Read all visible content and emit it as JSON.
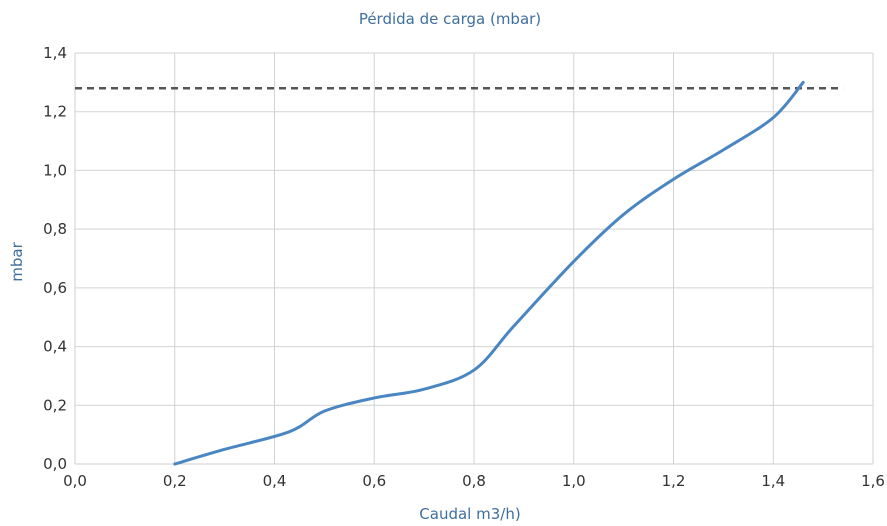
{
  "chart_data": {
    "type": "line",
    "title": "Pérdida de carga (mbar)",
    "xlabel": "Caudal m3/h)",
    "ylabel": "mbar",
    "xlim": [
      0,
      1.6
    ],
    "ylim": [
      0,
      1.4
    ],
    "x_ticks": [
      0,
      0.2,
      0.4,
      0.6,
      0.8,
      1.0,
      1.2,
      1.4,
      1.6
    ],
    "y_ticks": [
      0,
      0.2,
      0.4,
      0.6,
      0.8,
      1.0,
      1.2,
      1.4
    ],
    "x_tick_labels": [
      "0,0",
      "0,2",
      "0,4",
      "0,6",
      "0,8",
      "1,0",
      "1,2",
      "1,4",
      "1,6"
    ],
    "y_tick_labels": [
      "0,0",
      "0,2",
      "0,4",
      "0,6",
      "0,8",
      "1,0",
      "1,2",
      "1,4"
    ],
    "grid": true,
    "series": [
      {
        "color": "#4a86c2",
        "x": [
          0.2,
          0.3,
          0.43,
          0.5,
          0.6,
          0.7,
          0.8,
          0.88,
          1.0,
          1.1,
          1.2,
          1.3,
          1.4,
          1.46
        ],
        "y": [
          0.0,
          0.05,
          0.11,
          0.18,
          0.225,
          0.255,
          0.32,
          0.47,
          0.69,
          0.85,
          0.97,
          1.07,
          1.18,
          1.3
        ]
      }
    ],
    "reference_lines": [
      {
        "y": 1.28,
        "x_start": 0.0,
        "x_end": 1.54,
        "style": "dashed",
        "color": "#555555"
      }
    ]
  }
}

========

*INSTRUCTION*: Copy every entry word for word, but omit the pictures.

*TASK OUTPUT*:
Read all visible content and emit it as JSON.
{
  "chart_data": {
    "type": "line",
    "title": "Pérdida de carga (mbar)",
    "xlabel": "Caudal m3/h)",
    "ylabel": "mbar",
    "xlim": [
      0,
      1.6
    ],
    "ylim": [
      0,
      1.4
    ],
    "x_ticks": [
      0,
      0.2,
      0.4,
      0.6,
      0.8,
      1.0,
      1.2,
      1.4,
      1.6
    ],
    "y_ticks": [
      0,
      0.2,
      0.4,
      0.6,
      0.8,
      1.0,
      1.2,
      1.4
    ],
    "x_tick_labels": [
      "0,0",
      "0,2",
      "0,4",
      "0,6",
      "0,8",
      "1,0",
      "1,2",
      "1,4",
      "1,6"
    ],
    "y_tick_labels": [
      "0,0",
      "0,2",
      "0,4",
      "0,6",
      "0,8",
      "1,0",
      "1,2",
      "1,4"
    ],
    "grid": true,
    "series": [
      {
        "color": "#4a86c2",
        "x": [
          0.2,
          0.3,
          0.43,
          0.5,
          0.6,
          0.7,
          0.8,
          0.88,
          1.0,
          1.1,
          1.2,
          1.3,
          1.4,
          1.46
        ],
        "y": [
          0.0,
          0.05,
          0.11,
          0.18,
          0.225,
          0.255,
          0.32,
          0.47,
          0.69,
          0.85,
          0.97,
          1.07,
          1.18,
          1.3
        ]
      }
    ],
    "reference_lines": [
      {
        "y": 1.28,
        "x_start": 0.0,
        "x_end": 1.54,
        "style": "dashed",
        "color": "#555555"
      }
    ]
  }
}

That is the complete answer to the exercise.